• Requirement:
Search the listing below for the string "name" and copy every line where it occurs.

• Data for this task:
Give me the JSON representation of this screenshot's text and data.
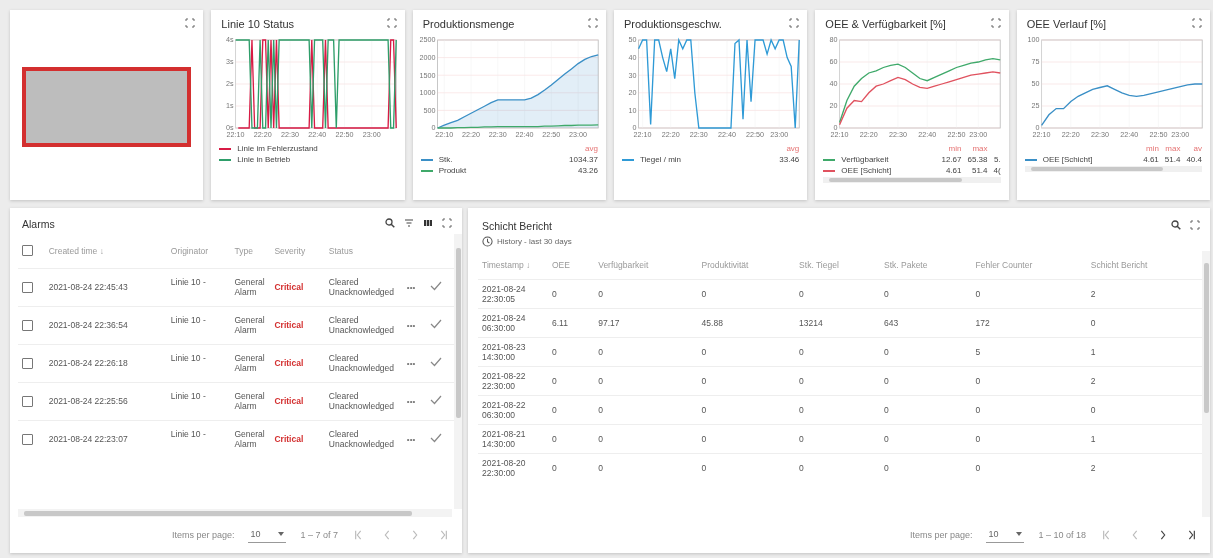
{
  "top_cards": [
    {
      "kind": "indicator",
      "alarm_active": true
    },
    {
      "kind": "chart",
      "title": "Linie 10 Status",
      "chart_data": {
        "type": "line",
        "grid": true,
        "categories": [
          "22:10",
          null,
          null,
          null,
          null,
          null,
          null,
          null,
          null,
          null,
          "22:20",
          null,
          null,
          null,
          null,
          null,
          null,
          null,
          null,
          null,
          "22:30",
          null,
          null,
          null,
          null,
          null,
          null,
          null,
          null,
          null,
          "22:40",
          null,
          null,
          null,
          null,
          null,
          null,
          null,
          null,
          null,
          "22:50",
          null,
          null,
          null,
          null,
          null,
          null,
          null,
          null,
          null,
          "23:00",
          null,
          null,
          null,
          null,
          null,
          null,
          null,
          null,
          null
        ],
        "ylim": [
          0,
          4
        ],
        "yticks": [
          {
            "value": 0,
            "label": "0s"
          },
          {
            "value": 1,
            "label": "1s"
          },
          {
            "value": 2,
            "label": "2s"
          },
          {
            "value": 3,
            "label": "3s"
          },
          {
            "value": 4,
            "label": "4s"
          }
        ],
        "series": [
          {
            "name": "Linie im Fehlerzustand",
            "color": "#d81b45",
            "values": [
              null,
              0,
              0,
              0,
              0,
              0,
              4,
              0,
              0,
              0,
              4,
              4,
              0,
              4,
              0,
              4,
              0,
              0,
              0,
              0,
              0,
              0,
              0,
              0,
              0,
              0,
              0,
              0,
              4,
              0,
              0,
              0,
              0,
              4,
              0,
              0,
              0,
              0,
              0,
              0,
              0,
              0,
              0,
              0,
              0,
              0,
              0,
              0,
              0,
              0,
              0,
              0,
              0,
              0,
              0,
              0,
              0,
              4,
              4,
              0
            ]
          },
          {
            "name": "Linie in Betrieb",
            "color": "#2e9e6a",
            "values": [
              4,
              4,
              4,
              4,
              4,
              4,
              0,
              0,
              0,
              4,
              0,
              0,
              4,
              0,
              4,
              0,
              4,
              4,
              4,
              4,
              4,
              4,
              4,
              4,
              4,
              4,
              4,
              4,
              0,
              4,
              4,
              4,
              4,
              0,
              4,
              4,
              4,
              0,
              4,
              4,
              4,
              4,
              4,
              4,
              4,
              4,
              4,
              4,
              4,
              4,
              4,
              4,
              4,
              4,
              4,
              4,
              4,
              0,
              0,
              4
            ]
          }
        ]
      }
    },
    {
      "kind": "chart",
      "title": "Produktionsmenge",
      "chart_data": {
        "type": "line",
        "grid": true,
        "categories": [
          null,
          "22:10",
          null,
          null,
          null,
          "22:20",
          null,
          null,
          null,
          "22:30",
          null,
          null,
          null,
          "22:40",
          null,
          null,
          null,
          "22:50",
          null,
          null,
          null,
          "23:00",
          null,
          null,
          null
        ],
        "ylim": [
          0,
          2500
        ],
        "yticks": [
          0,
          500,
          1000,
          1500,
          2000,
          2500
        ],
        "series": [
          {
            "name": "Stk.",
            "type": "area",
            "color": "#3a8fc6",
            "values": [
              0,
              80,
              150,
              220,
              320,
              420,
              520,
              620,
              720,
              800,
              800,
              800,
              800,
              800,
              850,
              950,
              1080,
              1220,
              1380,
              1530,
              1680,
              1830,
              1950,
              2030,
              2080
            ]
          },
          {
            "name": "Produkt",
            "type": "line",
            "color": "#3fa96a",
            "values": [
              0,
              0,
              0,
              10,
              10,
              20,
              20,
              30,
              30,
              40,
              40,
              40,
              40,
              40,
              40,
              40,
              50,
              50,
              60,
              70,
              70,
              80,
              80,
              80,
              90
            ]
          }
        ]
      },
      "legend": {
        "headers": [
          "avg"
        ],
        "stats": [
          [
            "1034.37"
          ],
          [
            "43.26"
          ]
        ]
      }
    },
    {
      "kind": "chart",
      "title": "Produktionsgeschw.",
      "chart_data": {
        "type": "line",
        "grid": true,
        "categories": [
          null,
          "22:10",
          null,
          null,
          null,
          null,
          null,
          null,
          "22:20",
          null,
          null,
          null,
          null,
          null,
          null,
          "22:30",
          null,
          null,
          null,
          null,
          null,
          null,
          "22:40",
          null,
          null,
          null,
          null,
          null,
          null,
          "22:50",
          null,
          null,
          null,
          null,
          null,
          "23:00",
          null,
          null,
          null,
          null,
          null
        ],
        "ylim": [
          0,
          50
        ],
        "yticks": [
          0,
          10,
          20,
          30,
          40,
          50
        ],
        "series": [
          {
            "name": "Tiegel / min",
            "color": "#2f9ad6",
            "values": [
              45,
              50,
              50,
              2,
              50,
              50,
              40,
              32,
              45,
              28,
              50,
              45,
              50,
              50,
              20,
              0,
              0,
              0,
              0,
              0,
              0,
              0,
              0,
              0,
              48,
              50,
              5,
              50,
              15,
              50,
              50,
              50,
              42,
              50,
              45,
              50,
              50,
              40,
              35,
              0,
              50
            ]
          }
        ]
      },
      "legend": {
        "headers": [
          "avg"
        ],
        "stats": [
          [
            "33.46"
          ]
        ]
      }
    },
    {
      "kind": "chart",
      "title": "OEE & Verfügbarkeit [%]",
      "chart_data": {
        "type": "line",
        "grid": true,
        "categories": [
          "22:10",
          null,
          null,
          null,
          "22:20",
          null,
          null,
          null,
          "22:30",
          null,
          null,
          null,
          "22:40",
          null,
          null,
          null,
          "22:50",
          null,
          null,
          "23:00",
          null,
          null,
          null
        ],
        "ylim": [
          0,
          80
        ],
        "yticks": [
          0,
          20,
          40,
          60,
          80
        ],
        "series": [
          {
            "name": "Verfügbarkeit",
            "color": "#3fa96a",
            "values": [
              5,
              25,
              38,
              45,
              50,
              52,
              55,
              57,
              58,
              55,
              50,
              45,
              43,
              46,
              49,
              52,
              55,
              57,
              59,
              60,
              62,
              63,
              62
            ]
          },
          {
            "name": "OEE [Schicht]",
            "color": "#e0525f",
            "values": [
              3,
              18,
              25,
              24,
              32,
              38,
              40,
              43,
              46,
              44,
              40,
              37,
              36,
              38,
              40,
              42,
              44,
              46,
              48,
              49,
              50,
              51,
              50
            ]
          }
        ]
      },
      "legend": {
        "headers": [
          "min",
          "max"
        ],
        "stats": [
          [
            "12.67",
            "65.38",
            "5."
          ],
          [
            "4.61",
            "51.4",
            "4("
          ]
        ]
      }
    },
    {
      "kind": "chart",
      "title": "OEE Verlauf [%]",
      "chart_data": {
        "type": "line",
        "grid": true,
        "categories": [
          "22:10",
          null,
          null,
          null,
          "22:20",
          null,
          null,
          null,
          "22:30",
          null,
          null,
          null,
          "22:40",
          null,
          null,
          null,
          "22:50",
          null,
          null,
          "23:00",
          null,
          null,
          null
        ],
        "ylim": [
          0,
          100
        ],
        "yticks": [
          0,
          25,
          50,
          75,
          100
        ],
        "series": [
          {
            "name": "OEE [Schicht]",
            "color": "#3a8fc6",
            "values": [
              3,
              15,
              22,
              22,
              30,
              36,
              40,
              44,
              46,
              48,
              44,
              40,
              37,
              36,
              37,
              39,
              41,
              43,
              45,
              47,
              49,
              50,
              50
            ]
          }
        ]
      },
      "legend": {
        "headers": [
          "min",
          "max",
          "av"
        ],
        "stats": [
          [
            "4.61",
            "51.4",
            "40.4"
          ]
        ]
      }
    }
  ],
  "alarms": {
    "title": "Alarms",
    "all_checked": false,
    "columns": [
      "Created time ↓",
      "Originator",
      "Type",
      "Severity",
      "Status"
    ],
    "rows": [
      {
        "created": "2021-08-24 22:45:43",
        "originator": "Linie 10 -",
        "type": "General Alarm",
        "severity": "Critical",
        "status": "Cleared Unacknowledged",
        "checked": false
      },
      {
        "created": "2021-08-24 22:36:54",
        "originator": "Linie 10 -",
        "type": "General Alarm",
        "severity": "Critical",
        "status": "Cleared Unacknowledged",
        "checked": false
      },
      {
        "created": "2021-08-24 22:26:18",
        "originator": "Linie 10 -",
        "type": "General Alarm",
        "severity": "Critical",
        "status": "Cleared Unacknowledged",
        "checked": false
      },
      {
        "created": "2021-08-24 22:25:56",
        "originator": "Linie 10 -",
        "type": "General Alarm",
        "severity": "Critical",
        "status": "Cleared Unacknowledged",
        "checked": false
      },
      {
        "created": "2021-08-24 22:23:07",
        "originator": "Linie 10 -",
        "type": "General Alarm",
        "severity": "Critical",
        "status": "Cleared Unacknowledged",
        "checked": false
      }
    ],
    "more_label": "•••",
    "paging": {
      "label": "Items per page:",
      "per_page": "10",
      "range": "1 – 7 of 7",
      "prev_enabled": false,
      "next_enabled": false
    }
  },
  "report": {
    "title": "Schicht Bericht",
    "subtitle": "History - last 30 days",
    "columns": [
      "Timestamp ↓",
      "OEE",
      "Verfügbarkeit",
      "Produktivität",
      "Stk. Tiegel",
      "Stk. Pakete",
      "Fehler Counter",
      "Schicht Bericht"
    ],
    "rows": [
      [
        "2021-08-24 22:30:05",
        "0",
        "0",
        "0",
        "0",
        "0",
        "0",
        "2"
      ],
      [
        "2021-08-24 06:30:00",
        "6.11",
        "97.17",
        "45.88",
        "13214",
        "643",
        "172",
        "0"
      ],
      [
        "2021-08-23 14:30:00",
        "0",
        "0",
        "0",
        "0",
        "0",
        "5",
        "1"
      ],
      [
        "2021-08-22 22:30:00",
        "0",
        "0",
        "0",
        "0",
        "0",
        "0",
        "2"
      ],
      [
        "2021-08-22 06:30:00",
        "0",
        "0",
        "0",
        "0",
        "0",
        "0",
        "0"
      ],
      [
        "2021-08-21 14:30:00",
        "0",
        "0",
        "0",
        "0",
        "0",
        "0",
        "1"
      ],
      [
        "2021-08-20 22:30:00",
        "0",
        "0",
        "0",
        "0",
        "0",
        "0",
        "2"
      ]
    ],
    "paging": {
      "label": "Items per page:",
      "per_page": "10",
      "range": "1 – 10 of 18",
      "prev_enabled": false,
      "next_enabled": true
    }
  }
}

* * *

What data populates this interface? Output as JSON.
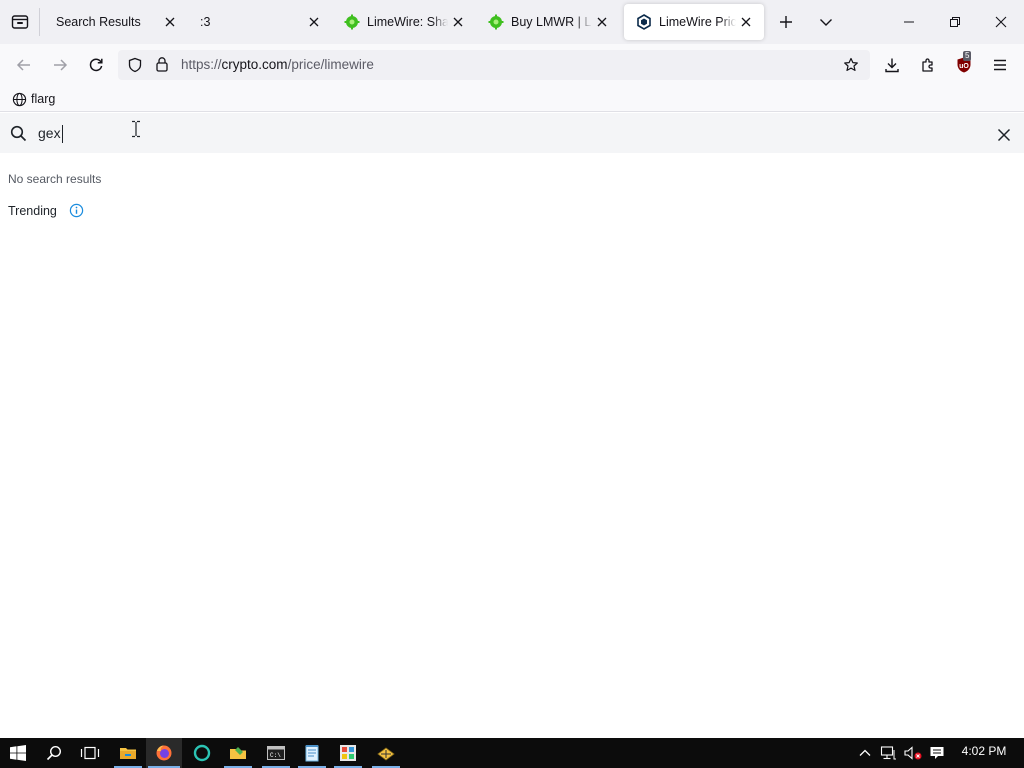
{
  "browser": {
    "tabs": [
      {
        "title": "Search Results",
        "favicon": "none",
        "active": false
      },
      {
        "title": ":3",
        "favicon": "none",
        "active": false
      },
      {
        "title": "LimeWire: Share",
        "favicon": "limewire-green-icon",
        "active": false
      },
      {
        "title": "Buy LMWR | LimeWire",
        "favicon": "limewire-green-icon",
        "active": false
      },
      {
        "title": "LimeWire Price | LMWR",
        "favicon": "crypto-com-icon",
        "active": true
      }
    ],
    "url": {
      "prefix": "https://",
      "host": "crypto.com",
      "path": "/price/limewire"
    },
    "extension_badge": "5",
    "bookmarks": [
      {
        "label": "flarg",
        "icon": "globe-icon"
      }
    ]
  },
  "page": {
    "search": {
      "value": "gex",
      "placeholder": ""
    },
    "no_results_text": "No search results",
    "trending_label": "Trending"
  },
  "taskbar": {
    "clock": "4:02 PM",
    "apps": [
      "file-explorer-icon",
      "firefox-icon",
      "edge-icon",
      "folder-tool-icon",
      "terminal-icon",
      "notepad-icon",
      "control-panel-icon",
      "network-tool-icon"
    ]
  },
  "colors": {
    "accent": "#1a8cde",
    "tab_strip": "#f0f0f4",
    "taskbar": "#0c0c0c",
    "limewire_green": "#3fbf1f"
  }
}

...

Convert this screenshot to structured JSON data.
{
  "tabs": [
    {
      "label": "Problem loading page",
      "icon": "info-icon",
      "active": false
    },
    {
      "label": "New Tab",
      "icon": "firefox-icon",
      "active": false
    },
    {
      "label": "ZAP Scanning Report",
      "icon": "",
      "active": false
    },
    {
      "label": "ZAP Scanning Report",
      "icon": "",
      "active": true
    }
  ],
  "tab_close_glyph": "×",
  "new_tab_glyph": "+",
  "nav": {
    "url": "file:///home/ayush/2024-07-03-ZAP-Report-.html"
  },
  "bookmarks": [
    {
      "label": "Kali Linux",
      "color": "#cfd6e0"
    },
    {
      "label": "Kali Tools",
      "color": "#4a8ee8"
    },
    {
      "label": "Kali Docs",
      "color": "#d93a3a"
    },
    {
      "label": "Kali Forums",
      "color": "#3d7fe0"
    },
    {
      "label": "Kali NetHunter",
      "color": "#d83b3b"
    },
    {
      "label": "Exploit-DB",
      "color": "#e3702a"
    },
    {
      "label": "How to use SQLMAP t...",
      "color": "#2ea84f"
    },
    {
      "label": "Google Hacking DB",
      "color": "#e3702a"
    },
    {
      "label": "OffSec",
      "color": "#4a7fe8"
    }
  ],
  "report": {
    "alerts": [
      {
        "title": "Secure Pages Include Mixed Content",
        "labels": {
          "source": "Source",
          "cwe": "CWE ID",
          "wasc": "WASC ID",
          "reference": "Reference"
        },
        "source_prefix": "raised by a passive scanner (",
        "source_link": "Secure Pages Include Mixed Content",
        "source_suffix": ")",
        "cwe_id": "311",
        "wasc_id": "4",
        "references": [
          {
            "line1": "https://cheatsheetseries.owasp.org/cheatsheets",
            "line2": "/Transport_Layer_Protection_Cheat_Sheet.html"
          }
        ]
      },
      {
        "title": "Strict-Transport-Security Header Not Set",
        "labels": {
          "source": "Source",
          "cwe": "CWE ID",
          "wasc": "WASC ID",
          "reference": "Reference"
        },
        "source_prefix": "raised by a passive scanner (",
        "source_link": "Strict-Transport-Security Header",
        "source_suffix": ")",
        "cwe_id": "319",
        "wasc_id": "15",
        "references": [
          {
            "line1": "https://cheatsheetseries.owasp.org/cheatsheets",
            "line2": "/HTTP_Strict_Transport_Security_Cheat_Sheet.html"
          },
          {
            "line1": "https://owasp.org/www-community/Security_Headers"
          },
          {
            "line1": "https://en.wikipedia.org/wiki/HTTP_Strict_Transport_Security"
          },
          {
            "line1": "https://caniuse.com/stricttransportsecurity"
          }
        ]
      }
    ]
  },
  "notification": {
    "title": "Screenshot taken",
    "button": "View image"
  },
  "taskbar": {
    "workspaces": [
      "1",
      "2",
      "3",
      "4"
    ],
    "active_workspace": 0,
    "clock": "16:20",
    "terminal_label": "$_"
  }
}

• Exercise solution:
            "name": "Linie im Fehlerzustand",
            "name": "Linie in Betrieb",
            "name": "Stk.",
            "name": "Produkt",
            "name": "Tiegel / min",
            "name": "Verfügbarkeit",
            "name": "OEE [Schicht]",
            "name": "OEE [Schicht]",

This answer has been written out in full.